■ Given information
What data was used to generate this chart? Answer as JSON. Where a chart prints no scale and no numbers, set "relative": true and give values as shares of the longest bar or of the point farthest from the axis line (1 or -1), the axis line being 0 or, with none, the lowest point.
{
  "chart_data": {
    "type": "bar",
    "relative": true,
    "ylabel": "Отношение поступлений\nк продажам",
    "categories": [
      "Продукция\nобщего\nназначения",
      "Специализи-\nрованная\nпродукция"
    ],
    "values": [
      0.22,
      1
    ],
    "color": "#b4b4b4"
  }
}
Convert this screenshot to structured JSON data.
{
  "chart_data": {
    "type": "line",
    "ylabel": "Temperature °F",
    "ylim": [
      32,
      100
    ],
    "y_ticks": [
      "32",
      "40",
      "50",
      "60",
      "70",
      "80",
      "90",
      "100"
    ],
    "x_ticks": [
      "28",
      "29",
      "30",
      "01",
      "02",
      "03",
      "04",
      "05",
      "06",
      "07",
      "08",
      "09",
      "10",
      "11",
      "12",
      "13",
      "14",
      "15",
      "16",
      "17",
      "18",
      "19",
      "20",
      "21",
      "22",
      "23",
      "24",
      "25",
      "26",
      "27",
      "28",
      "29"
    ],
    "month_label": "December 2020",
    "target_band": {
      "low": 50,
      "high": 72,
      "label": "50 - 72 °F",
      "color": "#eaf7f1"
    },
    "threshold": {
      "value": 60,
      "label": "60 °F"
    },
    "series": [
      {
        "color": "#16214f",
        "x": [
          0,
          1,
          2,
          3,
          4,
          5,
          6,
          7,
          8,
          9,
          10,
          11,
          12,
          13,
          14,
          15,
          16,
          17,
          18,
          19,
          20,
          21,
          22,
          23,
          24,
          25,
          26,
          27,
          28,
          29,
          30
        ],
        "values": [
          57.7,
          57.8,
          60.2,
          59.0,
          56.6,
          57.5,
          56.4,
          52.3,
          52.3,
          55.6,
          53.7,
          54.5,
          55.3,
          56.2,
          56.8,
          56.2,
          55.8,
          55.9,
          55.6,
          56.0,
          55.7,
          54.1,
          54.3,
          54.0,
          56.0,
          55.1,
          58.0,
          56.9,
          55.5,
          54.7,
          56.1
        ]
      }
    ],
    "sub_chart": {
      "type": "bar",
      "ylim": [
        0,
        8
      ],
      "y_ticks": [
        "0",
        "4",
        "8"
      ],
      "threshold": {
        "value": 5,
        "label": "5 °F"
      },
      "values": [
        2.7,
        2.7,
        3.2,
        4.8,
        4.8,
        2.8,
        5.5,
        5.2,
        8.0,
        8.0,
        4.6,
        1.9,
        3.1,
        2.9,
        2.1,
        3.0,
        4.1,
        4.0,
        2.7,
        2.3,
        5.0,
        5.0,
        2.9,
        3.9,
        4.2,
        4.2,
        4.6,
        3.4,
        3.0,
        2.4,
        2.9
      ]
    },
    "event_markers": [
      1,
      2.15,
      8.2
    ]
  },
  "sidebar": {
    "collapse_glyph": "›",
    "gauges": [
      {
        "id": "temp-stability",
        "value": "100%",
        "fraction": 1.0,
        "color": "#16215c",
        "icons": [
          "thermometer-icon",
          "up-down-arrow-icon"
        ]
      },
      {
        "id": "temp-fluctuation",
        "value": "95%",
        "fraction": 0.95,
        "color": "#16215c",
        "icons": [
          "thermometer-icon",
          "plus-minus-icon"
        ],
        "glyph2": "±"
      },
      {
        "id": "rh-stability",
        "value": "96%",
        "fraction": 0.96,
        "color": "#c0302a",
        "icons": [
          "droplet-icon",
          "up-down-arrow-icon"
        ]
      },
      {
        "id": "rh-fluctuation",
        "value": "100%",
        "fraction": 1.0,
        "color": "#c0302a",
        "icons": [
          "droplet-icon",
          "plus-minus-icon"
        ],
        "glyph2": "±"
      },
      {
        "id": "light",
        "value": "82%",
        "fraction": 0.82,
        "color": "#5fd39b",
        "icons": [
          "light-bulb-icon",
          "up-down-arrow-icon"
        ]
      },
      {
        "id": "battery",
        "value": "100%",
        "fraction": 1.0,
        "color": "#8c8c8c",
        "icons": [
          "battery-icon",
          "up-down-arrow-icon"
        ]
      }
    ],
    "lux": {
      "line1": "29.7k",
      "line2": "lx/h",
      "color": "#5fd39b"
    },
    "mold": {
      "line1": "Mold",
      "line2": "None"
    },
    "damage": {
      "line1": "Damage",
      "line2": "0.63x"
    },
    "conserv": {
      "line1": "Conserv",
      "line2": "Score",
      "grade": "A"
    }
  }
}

■ Job
Each line of the material above must be retyped precisely.

■ The result
What data was used to generate this chart? Answer as JSON. Where a chart prints no scale and no numbers, set "relative": true and give values as shares of the longest bar or of the point farthest from the axis line (1 or -1), the axis line being 0 or, with none, the lowest point.
{
  "chart_data": {
    "type": "bar",
    "relative": true,
    "ylabel": "Отношение поступлений\nк продажам",
    "categories": [
      "Продукция\nобщего\nназначения",
      "Специализи-\nрованная\nпродукция"
    ],
    "values": [
      0.22,
      1
    ],
    "color": "#b4b4b4"
  }
}
Convert this screenshot to structured JSON data.
{
  "chart_data": {
    "type": "line",
    "ylabel": "Temperature °F",
    "ylim": [
      32,
      100
    ],
    "y_ticks": [
      "32",
      "40",
      "50",
      "60",
      "70",
      "80",
      "90",
      "100"
    ],
    "x_ticks": [
      "28",
      "29",
      "30",
      "01",
      "02",
      "03",
      "04",
      "05",
      "06",
      "07",
      "08",
      "09",
      "10",
      "11",
      "12",
      "13",
      "14",
      "15",
      "16",
      "17",
      "18",
      "19",
      "20",
      "21",
      "22",
      "23",
      "24",
      "25",
      "26",
      "27",
      "28",
      "29"
    ],
    "month_label": "December 2020",
    "target_band": {
      "low": 50,
      "high": 72,
      "label": "50 - 72 °F",
      "color": "#eaf7f1"
    },
    "threshold": {
      "value": 60,
      "label": "60 °F"
    },
    "series": [
      {
        "color": "#16214f",
        "x": [
          0,
          1,
          2,
          3,
          4,
          5,
          6,
          7,
          8,
          9,
          10,
          11,
          12,
          13,
          14,
          15,
          16,
          17,
          18,
          19,
          20,
          21,
          22,
          23,
          24,
          25,
          26,
          27,
          28,
          29,
          30
        ],
        "values": [
          57.7,
          57.8,
          60.2,
          59.0,
          56.6,
          57.5,
          56.4,
          52.3,
          52.3,
          55.6,
          53.7,
          54.5,
          55.3,
          56.2,
          56.8,
          56.2,
          55.8,
          55.9,
          55.6,
          56.0,
          55.7,
          54.1,
          54.3,
          54.0,
          56.0,
          55.1,
          58.0,
          56.9,
          55.5,
          54.7,
          56.1
        ]
      }
    ],
    "sub_chart": {
      "type": "bar",
      "ylim": [
        0,
        8
      ],
      "y_ticks": [
        "0",
        "4",
        "8"
      ],
      "threshold": {
        "value": 5,
        "label": "5 °F"
      },
      "values": [
        2.7,
        2.7,
        3.2,
        4.8,
        4.8,
        2.8,
        5.5,
        5.2,
        8.0,
        8.0,
        4.6,
        1.9,
        3.1,
        2.9,
        2.1,
        3.0,
        4.1,
        4.0,
        2.7,
        2.3,
        5.0,
        5.0,
        2.9,
        3.9,
        4.2,
        4.2,
        4.6,
        3.4,
        3.0,
        2.4,
        2.9
      ]
    },
    "event_markers": [
      1,
      2.15,
      8.2
    ]
  },
  "sidebar": {
    "collapse_glyph": "›",
    "gauges": [
      {
        "id": "temp-stability",
        "value": "100%",
        "fraction": 1.0,
        "color": "#16215c",
        "icons": [
          "thermometer-icon",
          "up-down-arrow-icon"
        ]
      },
      {
        "id": "temp-fluctuation",
        "value": "95%",
        "fraction": 0.95,
        "color": "#16215c",
        "icons": [
          "thermometer-icon",
          "plus-minus-icon"
        ],
        "glyph2": "±"
      },
      {
        "id": "rh-stability",
        "value": "96%",
        "fraction": 0.96,
        "color": "#c0302a",
        "icons": [
          "droplet-icon",
          "up-down-arrow-icon"
        ]
      },
      {
        "id": "rh-fluctuation",
        "value": "100%",
        "fraction": 1.0,
        "color": "#c0302a",
        "icons": [
          "droplet-icon",
          "plus-minus-icon"
        ],
        "glyph2": "±"
      },
      {
        "id": "light",
        "value": "82%",
        "fraction": 0.82,
        "color": "#5fd39b",
        "icons": [
          "light-bulb-icon",
          "up-down-arrow-icon"
        ]
      },
      {
        "id": "battery",
        "value": "100%",
        "fraction": 1.0,
        "color": "#8c8c8c",
        "icons": [
          "battery-icon",
          "up-down-arrow-icon"
        ]
      }
    ],
    "lux": {
      "line1": "29.7k",
      "line2": "lx/h",
      "color": "#5fd39b"
    },
    "mold": {
      "line1": "Mold",
      "line2": "None"
    },
    "damage": {
      "line1": "Damage",
      "line2": "0.63x"
    },
    "conserv": {
      "line1": "Conserv",
      "line2": "Score",
      "grade": "A"
    }
  }
}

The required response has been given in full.